- **What to do**: Exclude the pictures and reproduce the remaining data exactly as written.
:: Stored records
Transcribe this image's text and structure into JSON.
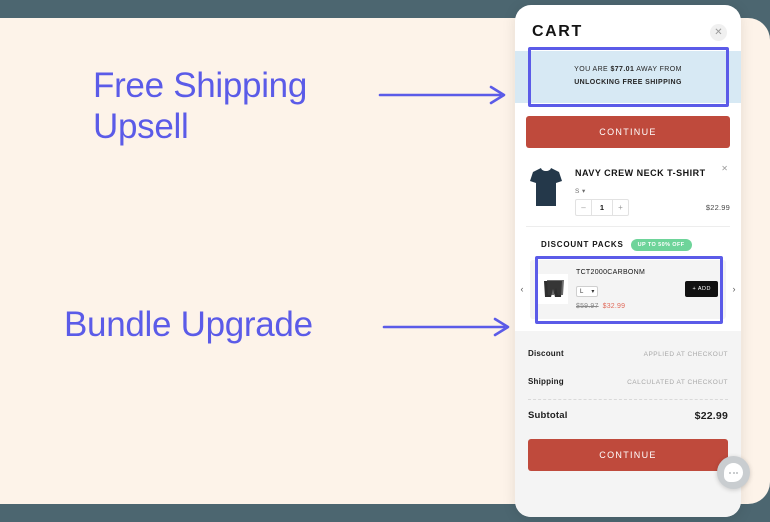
{
  "annotations": [
    {
      "id": "free-shipping",
      "label": "Free Shipping\nUpsell",
      "arrow": "arrow-right-icon"
    },
    {
      "id": "bundle-upgrade",
      "label": "Bundle Upgrade",
      "arrow": "arrow-right-icon"
    }
  ],
  "colors": {
    "page_background": "#4c6670",
    "slide_background": "#fdf3e9",
    "annotation_accent": "#5b5be8",
    "highlight_box": "#5b5be8",
    "cta_red": "#bf4a3c",
    "shipping_bar": "#d7e9f4",
    "badge_green": "#6ed49a",
    "sale_price": "#e06a5a"
  },
  "cart": {
    "title": "CART",
    "close_icon": "close-icon",
    "free_shipping": {
      "line1_prefix": "YOU ARE ",
      "amount": "$77.01",
      "line1_suffix": " AWAY FROM",
      "line2": "UNLOCKING FREE SHIPPING"
    },
    "continue_top_label": "CONTINUE",
    "continue_bottom_label": "CONTINUE",
    "line_item": {
      "thumb_icon": "navy-tshirt-image",
      "title": "NAVY CREW NECK T-SHIRT",
      "variant": "S",
      "variant_caret": "chevron-down-icon",
      "decrement": "–",
      "quantity": "1",
      "increment": "+",
      "price": "$22.99",
      "remove_icon": "close-icon"
    },
    "discount_packs": {
      "title": "DISCOUNT PACKS",
      "badge": "UP TO 50% OFF",
      "prev_icon": "chevron-left-icon",
      "next_icon": "chevron-right-icon",
      "card": {
        "thumb_icon": "carbon-shorts-image",
        "title": "TCT2000CARBONM",
        "size_value": "L",
        "size_caret": "chevron-down-icon",
        "old_price": "$59.97",
        "new_price": "$32.99",
        "add_label": "+ ADD"
      }
    },
    "summary": {
      "rows": [
        {
          "label": "Discount",
          "value": "APPLIED AT CHECKOUT"
        },
        {
          "label": "Shipping",
          "value": "CALCULATED AT CHECKOUT"
        }
      ],
      "subtotal_label": "Subtotal",
      "subtotal_value": "$22.99"
    }
  },
  "chat_widget": {
    "icon": "chat-bubble-icon"
  }
}
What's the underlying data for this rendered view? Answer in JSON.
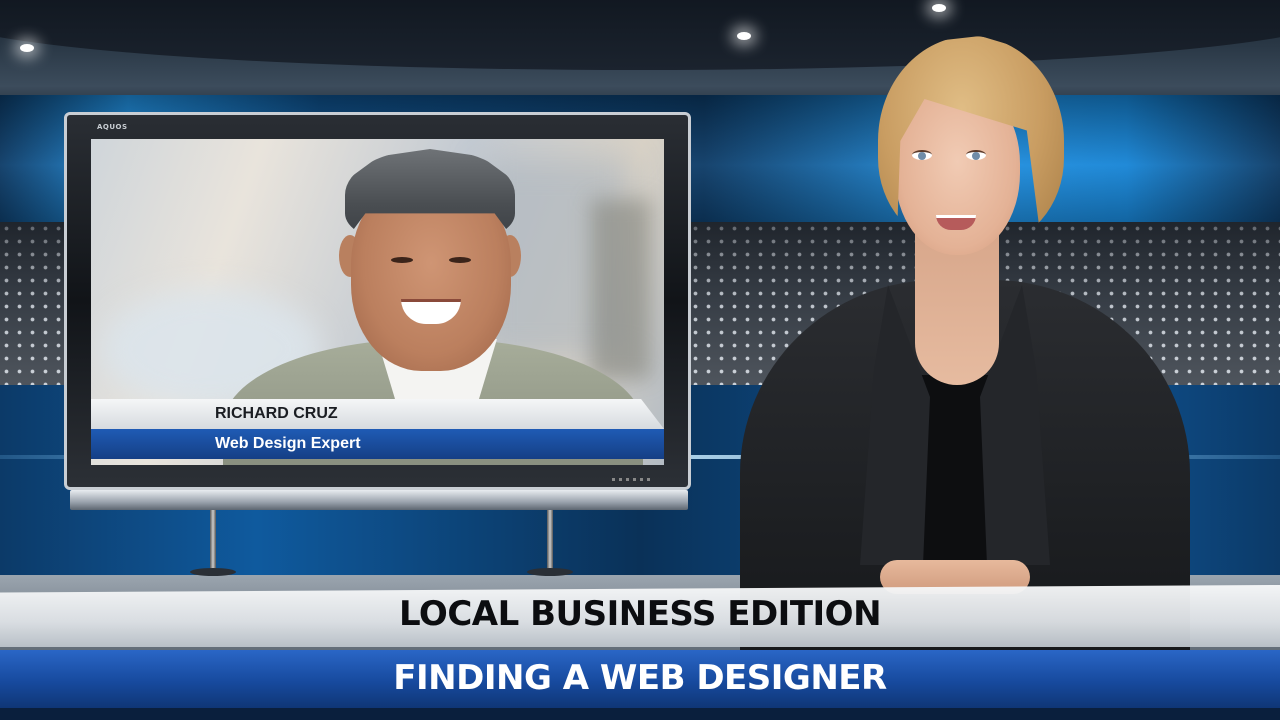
{
  "monitor": {
    "brand": "AQUOS",
    "lower_third": {
      "name": "RICHARD CRUZ",
      "title": "Web Design Expert"
    }
  },
  "banner": {
    "line1": "LOCAL BUSINESS EDITION",
    "line2": "FINDING A WEB DESIGNER"
  },
  "colors": {
    "studio_blue": "#1f8fe0",
    "banner_blue": "#174a9e",
    "banner_silver": "#dde1e5"
  }
}
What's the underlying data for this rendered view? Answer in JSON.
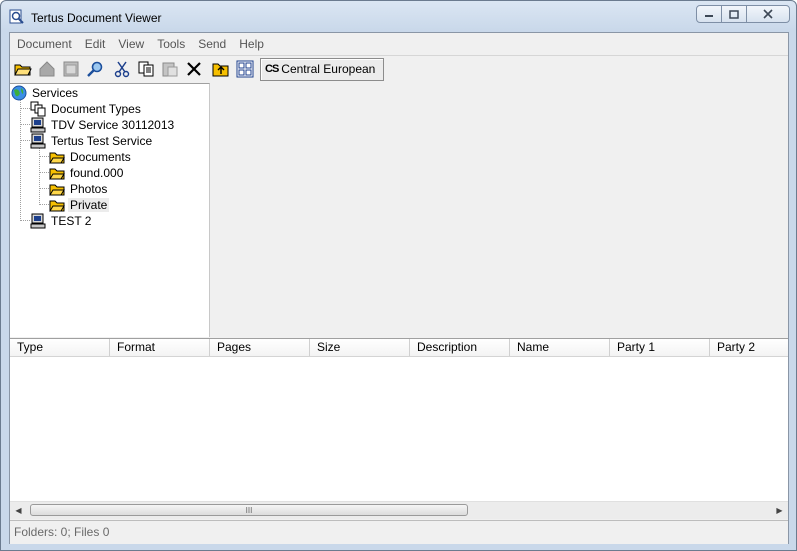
{
  "window": {
    "title": "Tertus Document Viewer"
  },
  "menu": [
    "Document",
    "Edit",
    "View",
    "Tools",
    "Send",
    "Help"
  ],
  "toolbar": {
    "icons": [
      "open-folder-icon",
      "home-icon",
      "window-icon",
      "search-icon",
      "cut-icon",
      "copy-icon",
      "paste-icon",
      "delete-icon",
      "folder-up-icon",
      "thumbnails-icon"
    ],
    "encoding_glyph": "CS",
    "encoding_label": "Central European"
  },
  "tree": {
    "root": "Services",
    "items": [
      {
        "label": "Document Types",
        "level": 1,
        "icon": "document-types-icon"
      },
      {
        "label": "TDV Service 30112013",
        "level": 1,
        "icon": "computer-icon"
      },
      {
        "label": "Tertus Test Service",
        "level": 1,
        "icon": "computer-icon"
      },
      {
        "label": "Documents",
        "level": 2,
        "icon": "folder-icon"
      },
      {
        "label": "found.000",
        "level": 2,
        "icon": "folder-icon"
      },
      {
        "label": "Photos",
        "level": 2,
        "icon": "folder-icon"
      },
      {
        "label": "Private",
        "level": 2,
        "icon": "folder-icon",
        "selected": true
      },
      {
        "label": "TEST 2",
        "level": 1,
        "icon": "computer-icon"
      }
    ]
  },
  "list": {
    "columns": [
      "Type",
      "Format",
      "Pages",
      "Size",
      "Description",
      "Name",
      "Party 1",
      "Party 2"
    ],
    "rows": []
  },
  "scrollbar": {
    "thumb_glyph": "III"
  },
  "status": {
    "text": "Folders: 0; Files 0"
  },
  "colors": {
    "folder": "#f7c000",
    "selection": "#ececec",
    "title_bar": "#c9d8ea"
  }
}
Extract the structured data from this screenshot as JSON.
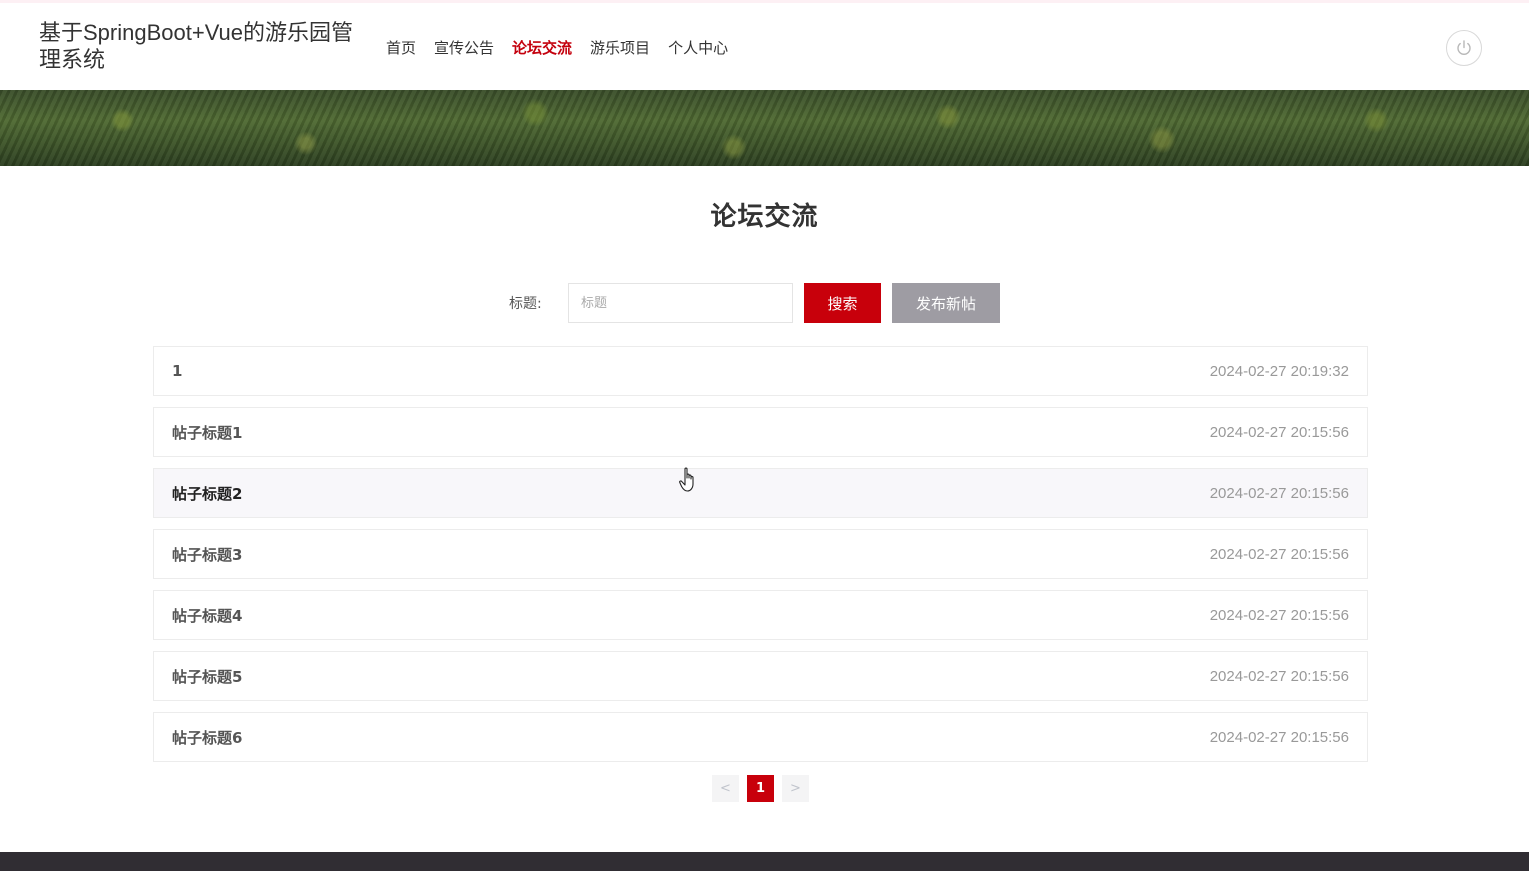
{
  "header": {
    "brand": "基于SpringBoot+Vue的游乐园管理系统",
    "nav": [
      {
        "label": "首页",
        "active": false
      },
      {
        "label": "宣传公告",
        "active": false
      },
      {
        "label": "论坛交流",
        "active": true
      },
      {
        "label": "游乐项目",
        "active": false
      },
      {
        "label": "个人中心",
        "active": false
      }
    ],
    "power_icon": "power-icon"
  },
  "main": {
    "title": "论坛交流",
    "search": {
      "label": "标题:",
      "placeholder": "标题",
      "value": "",
      "search_button": "搜索",
      "new_post_button": "发布新帖"
    },
    "posts": [
      {
        "title": "1",
        "time": "2024-02-27 20:19:32"
      },
      {
        "title": "帖子标题1",
        "time": "2024-02-27 20:15:56"
      },
      {
        "title": "帖子标题2",
        "time": "2024-02-27 20:15:56"
      },
      {
        "title": "帖子标题3",
        "time": "2024-02-27 20:15:56"
      },
      {
        "title": "帖子标题4",
        "time": "2024-02-27 20:15:56"
      },
      {
        "title": "帖子标题5",
        "time": "2024-02-27 20:15:56"
      },
      {
        "title": "帖子标题6",
        "time": "2024-02-27 20:15:56"
      }
    ],
    "pagination": {
      "prev": "<",
      "current": "1",
      "next": ">"
    }
  },
  "colors": {
    "accent": "#c8000b",
    "secondary_button": "#9e9ca3",
    "footer": "#302d33"
  }
}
::::
- **Exercise solution**:
Transcribe this image's text and structure into JSON.
{
  "annotations": [
    {
      "id": "free-shipping",
      "label": "Free Shipping\nUpsell",
      "arrow": "arrow-right-icon"
    },
    {
      "id": "bundle-upgrade",
      "label": "Bundle Upgrade",
      "arrow": "arrow-right-icon"
    }
  ],
  "colors": {
    "page_background": "#4c6670",
    "slide_background": "#fdf3e9",
    "annotation_accent": "#5b5be8",
    "highlight_box": "#5b5be8",
    "cta_red": "#bf4a3c",
    "shipping_bar": "#d7e9f4",
    "badge_green": "#6ed49a",
    "sale_price": "#e06a5a"
  },
  "cart": {
    "title": "CART",
    "close_icon": "close-icon",
    "free_shipping": {
      "line1_prefix": "YOU ARE ",
      "amount": "$77.01",
      "line1_suffix": " AWAY FROM",
      "line2": "UNLOCKING FREE SHIPPING"
    },
    "continue_top_label": "CONTINUE",
    "continue_bottom_label": "CONTINUE",
    "line_item": {
      "thumb_icon": "navy-tshirt-image",
      "title": "NAVY CREW NECK T-SHIRT",
      "variant": "S",
      "variant_caret": "chevron-down-icon",
      "decrement": "–",
      "quantity": "1",
      "increment": "+",
      "price": "$22.99",
      "remove_icon": "close-icon"
    },
    "discount_packs": {
      "title": "DISCOUNT PACKS",
      "badge": "UP TO 50% OFF",
      "prev_icon": "chevron-left-icon",
      "next_icon": "chevron-right-icon",
      "card": {
        "thumb_icon": "carbon-shorts-image",
        "title": "TCT2000CARBONM",
        "size_value": "L",
        "size_caret": "chevron-down-icon",
        "old_price": "$59.97",
        "new_price": "$32.99",
        "add_label": "+ ADD"
      }
    },
    "summary": {
      "rows": [
        {
          "label": "Discount",
          "value": "APPLIED AT CHECKOUT"
        },
        {
          "label": "Shipping",
          "value": "CALCULATED AT CHECKOUT"
        }
      ],
      "subtotal_label": "Subtotal",
      "subtotal_value": "$22.99"
    }
  },
  "chat_widget": {
    "icon": "chat-bubble-icon"
  }
}
What's the underlying data for this rendered view? Answer in JSON.
{
  "monitor": {
    "brand": "AQUOS",
    "lower_third": {
      "name": "RICHARD CRUZ",
      "title": "Web Design Expert"
    }
  },
  "banner": {
    "line1": "LOCAL BUSINESS EDITION",
    "line2": "FINDING A WEB DESIGNER"
  },
  "colors": {
    "studio_blue": "#1f8fe0",
    "banner_blue": "#174a9e",
    "banner_silver": "#dde1e5"
  }
}
What's the underlying data for this rendered view? Answer in JSON.
{
  "window": {
    "title": "Tertus Document Viewer"
  },
  "menu": [
    "Document",
    "Edit",
    "View",
    "Tools",
    "Send",
    "Help"
  ],
  "toolbar": {
    "icons": [
      "open-folder-icon",
      "home-icon",
      "window-icon",
      "search-icon",
      "cut-icon",
      "copy-icon",
      "paste-icon",
      "delete-icon",
      "folder-up-icon",
      "thumbnails-icon"
    ],
    "encoding_glyph": "CS",
    "encoding_label": "Central European"
  },
  "tree": {
    "root": "Services",
    "items": [
      {
        "label": "Document Types",
        "level": 1,
        "icon": "document-types-icon"
      },
      {
        "label": "TDV Service 30112013",
        "level": 1,
        "icon": "computer-icon"
      },
      {
        "label": "Tertus Test Service",
        "level": 1,
        "icon": "computer-icon"
      },
      {
        "label": "Documents",
        "level": 2,
        "icon": "folder-icon"
      },
      {
        "label": "found.000",
        "level": 2,
        "icon": "folder-icon"
      },
      {
        "label": "Photos",
        "level": 2,
        "icon": "folder-icon"
      },
      {
        "label": "Private",
        "level": 2,
        "icon": "folder-icon",
        "selected": true
      },
      {
        "label": "TEST 2",
        "level": 1,
        "icon": "computer-icon"
      }
    ]
  },
  "list": {
    "columns": [
      "Type",
      "Format",
      "Pages",
      "Size",
      "Description",
      "Name",
      "Party 1",
      "Party 2"
    ],
    "rows": []
  },
  "scrollbar": {
    "thumb_glyph": "III"
  },
  "status": {
    "text": "Folders: 0; Files 0"
  },
  "colors": {
    "folder": "#f7c000",
    "selection": "#ececec",
    "title_bar": "#c9d8ea"
  }
}
Extract the structured data from this screenshot as JSON.
{
  "header": {
    "brand": "基于SpringBoot+Vue的游乐园管理系统",
    "nav": [
      {
        "label": "首页",
        "active": false
      },
      {
        "label": "宣传公告",
        "active": false
      },
      {
        "label": "论坛交流",
        "active": true
      },
      {
        "label": "游乐项目",
        "active": false
      },
      {
        "label": "个人中心",
        "active": false
      }
    ],
    "power_icon": "power-icon"
  },
  "main": {
    "title": "论坛交流",
    "search": {
      "label": "标题:",
      "placeholder": "标题",
      "value": "",
      "search_button": "搜索",
      "new_post_button": "发布新帖"
    },
    "posts": [
      {
        "title": "1",
        "time": "2024-02-27 20:19:32"
      },
      {
        "title": "帖子标题1",
        "time": "2024-02-27 20:15:56"
      },
      {
        "title": "帖子标题2",
        "time": "2024-02-27 20:15:56"
      },
      {
        "title": "帖子标题3",
        "time": "2024-02-27 20:15:56"
      },
      {
        "title": "帖子标题4",
        "time": "2024-02-27 20:15:56"
      },
      {
        "title": "帖子标题5",
        "time": "2024-02-27 20:15:56"
      },
      {
        "title": "帖子标题6",
        "time": "2024-02-27 20:15:56"
      }
    ],
    "pagination": {
      "prev": "<",
      "current": "1",
      "next": ">"
    }
  },
  "colors": {
    "accent": "#c8000b",
    "secondary_button": "#9e9ca3",
    "footer": "#302d33"
  }
}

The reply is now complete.